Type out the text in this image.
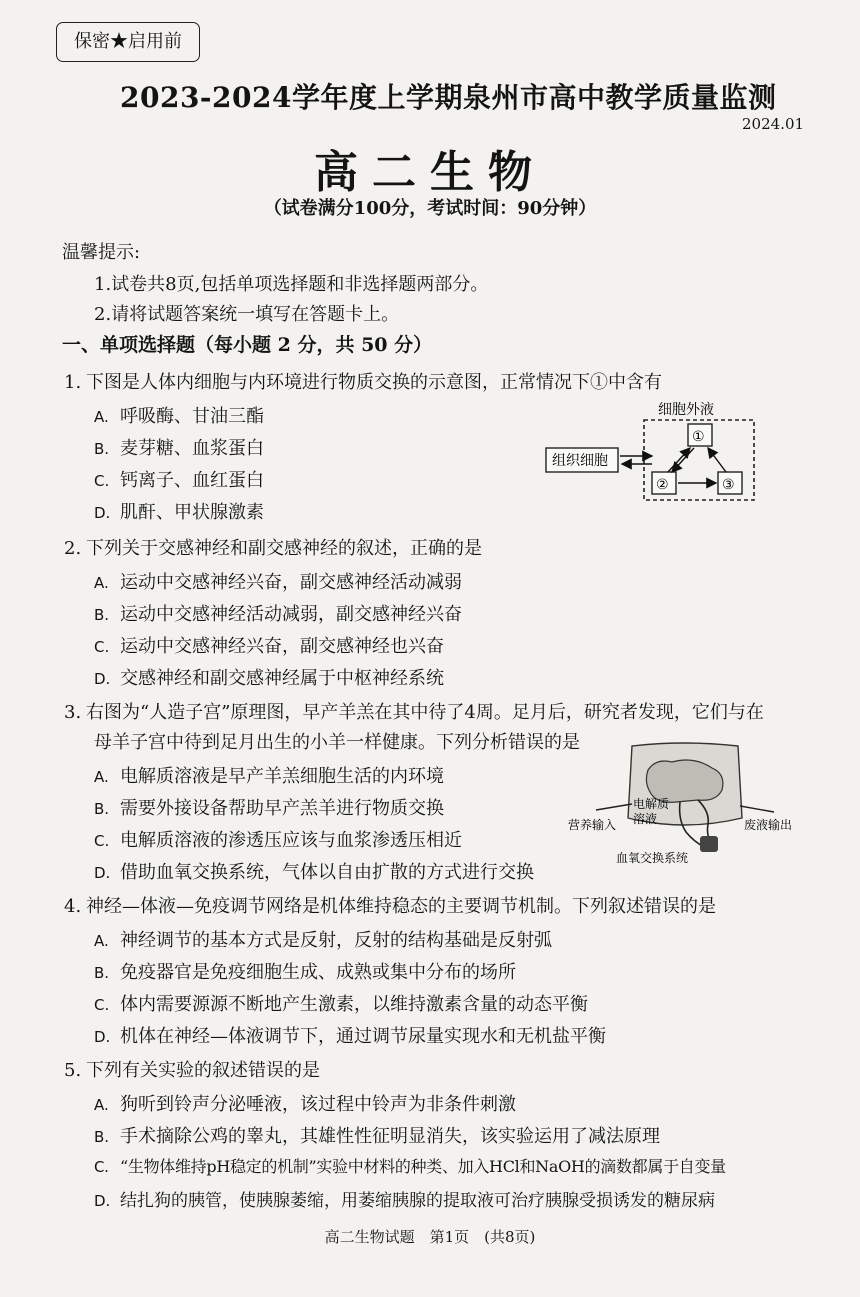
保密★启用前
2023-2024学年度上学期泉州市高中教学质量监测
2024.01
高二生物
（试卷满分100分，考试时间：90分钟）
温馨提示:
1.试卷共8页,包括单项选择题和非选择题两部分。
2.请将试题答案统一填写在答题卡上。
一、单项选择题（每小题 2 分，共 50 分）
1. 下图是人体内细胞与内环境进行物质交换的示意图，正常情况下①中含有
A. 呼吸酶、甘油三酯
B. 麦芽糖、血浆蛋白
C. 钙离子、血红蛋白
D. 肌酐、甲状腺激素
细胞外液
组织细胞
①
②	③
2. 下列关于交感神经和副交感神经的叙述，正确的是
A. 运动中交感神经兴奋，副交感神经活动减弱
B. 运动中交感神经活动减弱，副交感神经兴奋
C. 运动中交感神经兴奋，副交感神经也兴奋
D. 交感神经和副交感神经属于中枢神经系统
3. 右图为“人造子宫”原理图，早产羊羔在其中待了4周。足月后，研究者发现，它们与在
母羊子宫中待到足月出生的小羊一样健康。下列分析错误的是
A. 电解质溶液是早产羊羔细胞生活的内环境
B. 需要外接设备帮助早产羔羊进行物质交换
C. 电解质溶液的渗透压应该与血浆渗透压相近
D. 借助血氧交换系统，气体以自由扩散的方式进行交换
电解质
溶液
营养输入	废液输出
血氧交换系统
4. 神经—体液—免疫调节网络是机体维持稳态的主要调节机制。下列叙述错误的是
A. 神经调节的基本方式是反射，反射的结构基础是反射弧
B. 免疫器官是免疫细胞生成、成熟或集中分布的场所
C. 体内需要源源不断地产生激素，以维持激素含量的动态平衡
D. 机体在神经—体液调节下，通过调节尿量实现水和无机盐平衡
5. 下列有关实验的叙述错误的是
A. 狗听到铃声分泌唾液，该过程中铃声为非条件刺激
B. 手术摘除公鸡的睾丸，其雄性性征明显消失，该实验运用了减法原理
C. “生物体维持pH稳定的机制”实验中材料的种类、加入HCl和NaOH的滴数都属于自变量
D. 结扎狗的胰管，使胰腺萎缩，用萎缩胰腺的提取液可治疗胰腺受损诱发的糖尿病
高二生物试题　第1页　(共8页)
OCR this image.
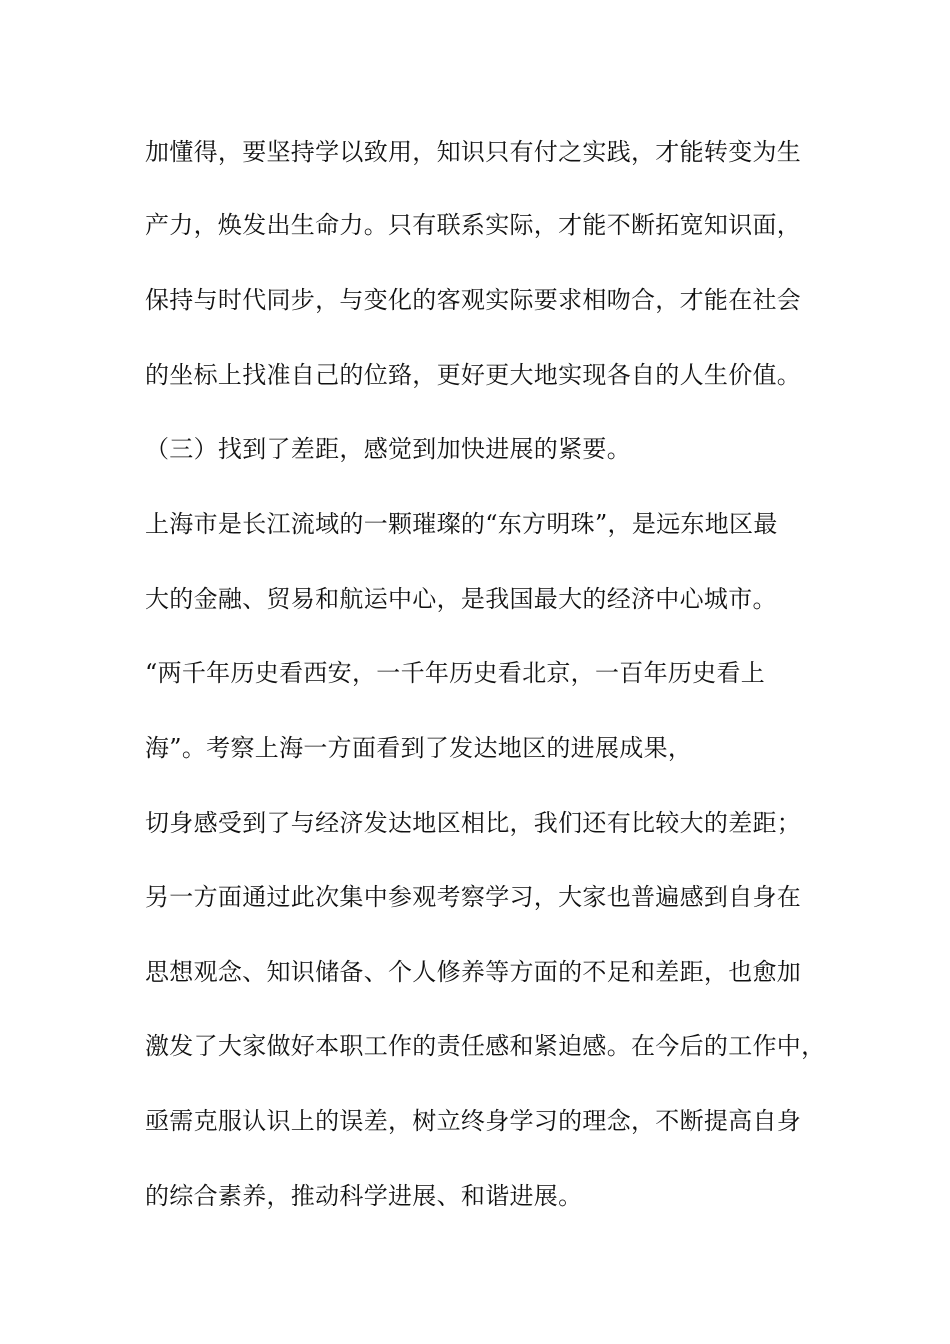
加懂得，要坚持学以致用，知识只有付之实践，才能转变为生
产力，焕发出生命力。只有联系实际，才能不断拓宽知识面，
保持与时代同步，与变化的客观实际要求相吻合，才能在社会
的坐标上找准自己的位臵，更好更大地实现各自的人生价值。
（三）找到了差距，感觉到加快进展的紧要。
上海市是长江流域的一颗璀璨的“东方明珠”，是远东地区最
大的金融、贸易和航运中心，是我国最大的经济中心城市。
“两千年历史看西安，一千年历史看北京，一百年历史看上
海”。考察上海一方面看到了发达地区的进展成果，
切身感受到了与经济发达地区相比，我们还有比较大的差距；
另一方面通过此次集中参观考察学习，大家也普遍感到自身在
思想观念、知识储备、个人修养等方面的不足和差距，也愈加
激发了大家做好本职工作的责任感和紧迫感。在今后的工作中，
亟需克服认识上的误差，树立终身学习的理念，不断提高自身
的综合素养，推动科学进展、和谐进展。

**********

Write the listing above out again exactly, dropping each image.

Solution to this exercise:
Type out the text in this image.
保密★启用前
2023-2024学年度上学期泉州市高中教学质量监测
2024.01
高二生物
（试卷满分100分，考试时间：90分钟）
温馨提示:
1.试卷共8页,包括单项选择题和非选择题两部分。
2.请将试题答案统一填写在答题卡上。
一、单项选择题（每小题 2 分，共 50 分）
1. 下图是人体内细胞与内环境进行物质交换的示意图，正常情况下①中含有
A. 呼吸酶、甘油三酯
B. 麦芽糖、血浆蛋白
C. 钙离子、血红蛋白
D. 肌酐、甲状腺激素
细胞外液
组织细胞
①
②	③
2. 下列关于交感神经和副交感神经的叙述，正确的是
A. 运动中交感神经兴奋，副交感神经活动减弱
B. 运动中交感神经活动减弱，副交感神经兴奋
C. 运动中交感神经兴奋，副交感神经也兴奋
D. 交感神经和副交感神经属于中枢神经系统
3. 右图为“人造子宫”原理图，早产羊羔在其中待了4周。足月后，研究者发现，它们与在
母羊子宫中待到足月出生的小羊一样健康。下列分析错误的是
A. 电解质溶液是早产羊羔细胞生活的内环境
B. 需要外接设备帮助早产羔羊进行物质交换
C. 电解质溶液的渗透压应该与血浆渗透压相近
D. 借助血氧交换系统，气体以自由扩散的方式进行交换
电解质
溶液
营养输入	废液输出
血氧交换系统
4. 神经—体液—免疫调节网络是机体维持稳态的主要调节机制。下列叙述错误的是
A. 神经调节的基本方式是反射，反射的结构基础是反射弧
B. 免疫器官是免疫细胞生成、成熟或集中分布的场所
C. 体内需要源源不断地产生激素，以维持激素含量的动态平衡
D. 机体在神经—体液调节下，通过调节尿量实现水和无机盐平衡
5. 下列有关实验的叙述错误的是
A. 狗听到铃声分泌唾液，该过程中铃声为非条件刺激
B. 手术摘除公鸡的睾丸，其雄性性征明显消失，该实验运用了减法原理
C. “生物体维持pH稳定的机制”实验中材料的种类、加入HCl和NaOH的滴数都属于自变量
D. 结扎狗的胰管，使胰腺萎缩，用萎缩胰腺的提取液可治疗胰腺受损诱发的糖尿病
高二生物试题　第1页　(共8页)
OCR this image.
加懂得，要坚持学以致用，知识只有付之实践，才能转变为生
产力，焕发出生命力。只有联系实际，才能不断拓宽知识面，
保持与时代同步，与变化的客观实际要求相吻合，才能在社会
的坐标上找准自己的位臵，更好更大地实现各自的人生价值。
（三）找到了差距，感觉到加快进展的紧要。
上海市是长江流域的一颗璀璨的“东方明珠”，是远东地区最
大的金融、贸易和航运中心，是我国最大的经济中心城市。
“两千年历史看西安，一千年历史看北京，一百年历史看上
海”。考察上海一方面看到了发达地区的进展成果，
切身感受到了与经济发达地区相比，我们还有比较大的差距；
另一方面通过此次集中参观考察学习，大家也普遍感到自身在
思想观念、知识储备、个人修养等方面的不足和差距，也愈加
激发了大家做好本职工作的责任感和紧迫感。在今后的工作中，
亟需克服认识上的误差，树立终身学习的理念，不断提高自身
的综合素养，推动科学进展、和谐进展。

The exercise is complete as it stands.